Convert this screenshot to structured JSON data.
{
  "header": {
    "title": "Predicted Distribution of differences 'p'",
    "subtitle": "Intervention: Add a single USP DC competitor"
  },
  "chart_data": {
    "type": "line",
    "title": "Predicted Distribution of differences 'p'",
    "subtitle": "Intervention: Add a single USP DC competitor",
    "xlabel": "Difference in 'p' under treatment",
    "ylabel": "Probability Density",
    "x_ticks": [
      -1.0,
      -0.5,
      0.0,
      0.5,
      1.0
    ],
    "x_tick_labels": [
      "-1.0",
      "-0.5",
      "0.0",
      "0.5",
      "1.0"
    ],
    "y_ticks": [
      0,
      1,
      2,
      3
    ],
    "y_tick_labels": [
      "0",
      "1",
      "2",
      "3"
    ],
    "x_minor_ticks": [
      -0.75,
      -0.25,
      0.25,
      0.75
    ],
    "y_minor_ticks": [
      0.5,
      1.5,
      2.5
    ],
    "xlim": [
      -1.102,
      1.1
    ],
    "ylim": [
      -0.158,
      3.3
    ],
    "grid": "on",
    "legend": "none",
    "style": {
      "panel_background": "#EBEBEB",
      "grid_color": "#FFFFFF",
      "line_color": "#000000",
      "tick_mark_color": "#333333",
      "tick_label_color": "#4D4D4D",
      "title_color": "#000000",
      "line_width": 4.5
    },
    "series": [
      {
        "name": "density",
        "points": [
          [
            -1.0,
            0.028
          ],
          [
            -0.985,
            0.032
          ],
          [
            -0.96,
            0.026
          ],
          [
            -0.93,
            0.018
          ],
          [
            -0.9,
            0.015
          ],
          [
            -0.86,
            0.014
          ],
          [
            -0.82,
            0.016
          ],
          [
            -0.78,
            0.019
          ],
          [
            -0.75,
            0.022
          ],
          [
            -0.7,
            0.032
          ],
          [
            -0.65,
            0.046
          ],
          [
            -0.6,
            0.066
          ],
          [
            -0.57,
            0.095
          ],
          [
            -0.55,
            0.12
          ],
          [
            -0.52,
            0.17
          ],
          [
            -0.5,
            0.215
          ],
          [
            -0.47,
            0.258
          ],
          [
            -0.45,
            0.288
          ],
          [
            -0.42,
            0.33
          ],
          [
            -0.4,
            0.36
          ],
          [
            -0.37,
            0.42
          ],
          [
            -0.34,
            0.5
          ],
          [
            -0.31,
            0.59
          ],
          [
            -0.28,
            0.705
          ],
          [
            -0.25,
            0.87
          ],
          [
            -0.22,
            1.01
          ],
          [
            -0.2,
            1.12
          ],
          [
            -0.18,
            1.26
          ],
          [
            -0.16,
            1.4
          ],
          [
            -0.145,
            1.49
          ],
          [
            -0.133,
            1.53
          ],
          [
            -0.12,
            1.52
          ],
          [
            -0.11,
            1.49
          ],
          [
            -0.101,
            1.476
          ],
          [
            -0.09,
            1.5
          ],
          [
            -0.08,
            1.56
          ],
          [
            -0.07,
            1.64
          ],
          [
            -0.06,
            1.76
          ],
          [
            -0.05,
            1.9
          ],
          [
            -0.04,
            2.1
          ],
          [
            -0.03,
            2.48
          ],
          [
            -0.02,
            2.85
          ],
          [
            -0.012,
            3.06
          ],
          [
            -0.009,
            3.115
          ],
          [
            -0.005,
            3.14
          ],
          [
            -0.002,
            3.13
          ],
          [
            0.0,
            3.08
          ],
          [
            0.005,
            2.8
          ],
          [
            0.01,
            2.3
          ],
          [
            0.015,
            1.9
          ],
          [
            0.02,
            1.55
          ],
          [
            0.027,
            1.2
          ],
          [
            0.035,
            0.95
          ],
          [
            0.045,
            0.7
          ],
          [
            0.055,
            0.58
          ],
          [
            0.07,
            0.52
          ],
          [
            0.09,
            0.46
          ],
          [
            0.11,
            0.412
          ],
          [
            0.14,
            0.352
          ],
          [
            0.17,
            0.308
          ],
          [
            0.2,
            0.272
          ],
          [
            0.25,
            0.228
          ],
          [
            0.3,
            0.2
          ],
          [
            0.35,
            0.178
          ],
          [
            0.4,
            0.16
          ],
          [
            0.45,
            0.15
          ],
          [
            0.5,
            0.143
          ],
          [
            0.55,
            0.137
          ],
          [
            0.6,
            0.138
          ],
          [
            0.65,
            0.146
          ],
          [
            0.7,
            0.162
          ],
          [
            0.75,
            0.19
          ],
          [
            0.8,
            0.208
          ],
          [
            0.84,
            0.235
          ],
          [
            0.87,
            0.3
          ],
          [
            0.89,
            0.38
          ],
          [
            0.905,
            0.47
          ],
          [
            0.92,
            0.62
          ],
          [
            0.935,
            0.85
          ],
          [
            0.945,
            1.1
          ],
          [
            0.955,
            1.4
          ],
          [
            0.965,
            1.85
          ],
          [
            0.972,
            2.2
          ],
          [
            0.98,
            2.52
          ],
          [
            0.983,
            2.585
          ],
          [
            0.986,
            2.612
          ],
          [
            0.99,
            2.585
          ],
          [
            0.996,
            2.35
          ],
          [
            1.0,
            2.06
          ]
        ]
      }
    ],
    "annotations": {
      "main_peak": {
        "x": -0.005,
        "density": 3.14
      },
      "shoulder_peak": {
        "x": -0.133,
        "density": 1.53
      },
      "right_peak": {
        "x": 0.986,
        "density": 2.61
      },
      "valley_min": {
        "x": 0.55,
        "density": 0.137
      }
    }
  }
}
◆ ◆ ◆ ◆ ◆ ◆ ◆
- [Challenge] Write out the full listing, keeping every line exactly as it is.

- [Task solution]
Convert this screenshot to structured JSON data.
{
  "header": {
    "title": "Predicted Distribution of differences 'p'",
    "subtitle": "Intervention: Add a single USP DC competitor"
  },
  "chart_data": {
    "type": "line",
    "title": "Predicted Distribution of differences 'p'",
    "subtitle": "Intervention: Add a single USP DC competitor",
    "xlabel": "Difference in 'p' under treatment",
    "ylabel": "Probability Density",
    "x_ticks": [
      -1.0,
      -0.5,
      0.0,
      0.5,
      1.0
    ],
    "x_tick_labels": [
      "-1.0",
      "-0.5",
      "0.0",
      "0.5",
      "1.0"
    ],
    "y_ticks": [
      0,
      1,
      2,
      3
    ],
    "y_tick_labels": [
      "0",
      "1",
      "2",
      "3"
    ],
    "x_minor_ticks": [
      -0.75,
      -0.25,
      0.25,
      0.75
    ],
    "y_minor_ticks": [
      0.5,
      1.5,
      2.5
    ],
    "xlim": [
      -1.102,
      1.1
    ],
    "ylim": [
      -0.158,
      3.3
    ],
    "grid": "on",
    "legend": "none",
    "style": {
      "panel_background": "#EBEBEB",
      "grid_color": "#FFFFFF",
      "line_color": "#000000",
      "tick_mark_color": "#333333",
      "tick_label_color": "#4D4D4D",
      "title_color": "#000000",
      "line_width": 4.5
    },
    "series": [
      {
        "name": "density",
        "points": [
          [
            -1.0,
            0.028
          ],
          [
            -0.985,
            0.032
          ],
          [
            -0.96,
            0.026
          ],
          [
            -0.93,
            0.018
          ],
          [
            -0.9,
            0.015
          ],
          [
            -0.86,
            0.014
          ],
          [
            -0.82,
            0.016
          ],
          [
            -0.78,
            0.019
          ],
          [
            -0.75,
            0.022
          ],
          [
            -0.7,
            0.032
          ],
          [
            -0.65,
            0.046
          ],
          [
            -0.6,
            0.066
          ],
          [
            -0.57,
            0.095
          ],
          [
            -0.55,
            0.12
          ],
          [
            -0.52,
            0.17
          ],
          [
            -0.5,
            0.215
          ],
          [
            -0.47,
            0.258
          ],
          [
            -0.45,
            0.288
          ],
          [
            -0.42,
            0.33
          ],
          [
            -0.4,
            0.36
          ],
          [
            -0.37,
            0.42
          ],
          [
            -0.34,
            0.5
          ],
          [
            -0.31,
            0.59
          ],
          [
            -0.28,
            0.705
          ],
          [
            -0.25,
            0.87
          ],
          [
            -0.22,
            1.01
          ],
          [
            -0.2,
            1.12
          ],
          [
            -0.18,
            1.26
          ],
          [
            -0.16,
            1.4
          ],
          [
            -0.145,
            1.49
          ],
          [
            -0.133,
            1.53
          ],
          [
            -0.12,
            1.52
          ],
          [
            -0.11,
            1.49
          ],
          [
            -0.101,
            1.476
          ],
          [
            -0.09,
            1.5
          ],
          [
            -0.08,
            1.56
          ],
          [
            -0.07,
            1.64
          ],
          [
            -0.06,
            1.76
          ],
          [
            -0.05,
            1.9
          ],
          [
            -0.04,
            2.1
          ],
          [
            -0.03,
            2.48
          ],
          [
            -0.02,
            2.85
          ],
          [
            -0.012,
            3.06
          ],
          [
            -0.009,
            3.115
          ],
          [
            -0.005,
            3.14
          ],
          [
            -0.002,
            3.13
          ],
          [
            0.0,
            3.08
          ],
          [
            0.005,
            2.8
          ],
          [
            0.01,
            2.3
          ],
          [
            0.015,
            1.9
          ],
          [
            0.02,
            1.55
          ],
          [
            0.027,
            1.2
          ],
          [
            0.035,
            0.95
          ],
          [
            0.045,
            0.7
          ],
          [
            0.055,
            0.58
          ],
          [
            0.07,
            0.52
          ],
          [
            0.09,
            0.46
          ],
          [
            0.11,
            0.412
          ],
          [
            0.14,
            0.352
          ],
          [
            0.17,
            0.308
          ],
          [
            0.2,
            0.272
          ],
          [
            0.25,
            0.228
          ],
          [
            0.3,
            0.2
          ],
          [
            0.35,
            0.178
          ],
          [
            0.4,
            0.16
          ],
          [
            0.45,
            0.15
          ],
          [
            0.5,
            0.143
          ],
          [
            0.55,
            0.137
          ],
          [
            0.6,
            0.138
          ],
          [
            0.65,
            0.146
          ],
          [
            0.7,
            0.162
          ],
          [
            0.75,
            0.19
          ],
          [
            0.8,
            0.208
          ],
          [
            0.84,
            0.235
          ],
          [
            0.87,
            0.3
          ],
          [
            0.89,
            0.38
          ],
          [
            0.905,
            0.47
          ],
          [
            0.92,
            0.62
          ],
          [
            0.935,
            0.85
          ],
          [
            0.945,
            1.1
          ],
          [
            0.955,
            1.4
          ],
          [
            0.965,
            1.85
          ],
          [
            0.972,
            2.2
          ],
          [
            0.98,
            2.52
          ],
          [
            0.983,
            2.585
          ],
          [
            0.986,
            2.612
          ],
          [
            0.99,
            2.585
          ],
          [
            0.996,
            2.35
          ],
          [
            1.0,
            2.06
          ]
        ]
      }
    ],
    "annotations": {
      "main_peak": {
        "x": -0.005,
        "density": 3.14
      },
      "shoulder_peak": {
        "x": -0.133,
        "density": 1.53
      },
      "right_peak": {
        "x": 0.986,
        "density": 2.61
      },
      "valley_min": {
        "x": 0.55,
        "density": 0.137
      }
    }
  }
}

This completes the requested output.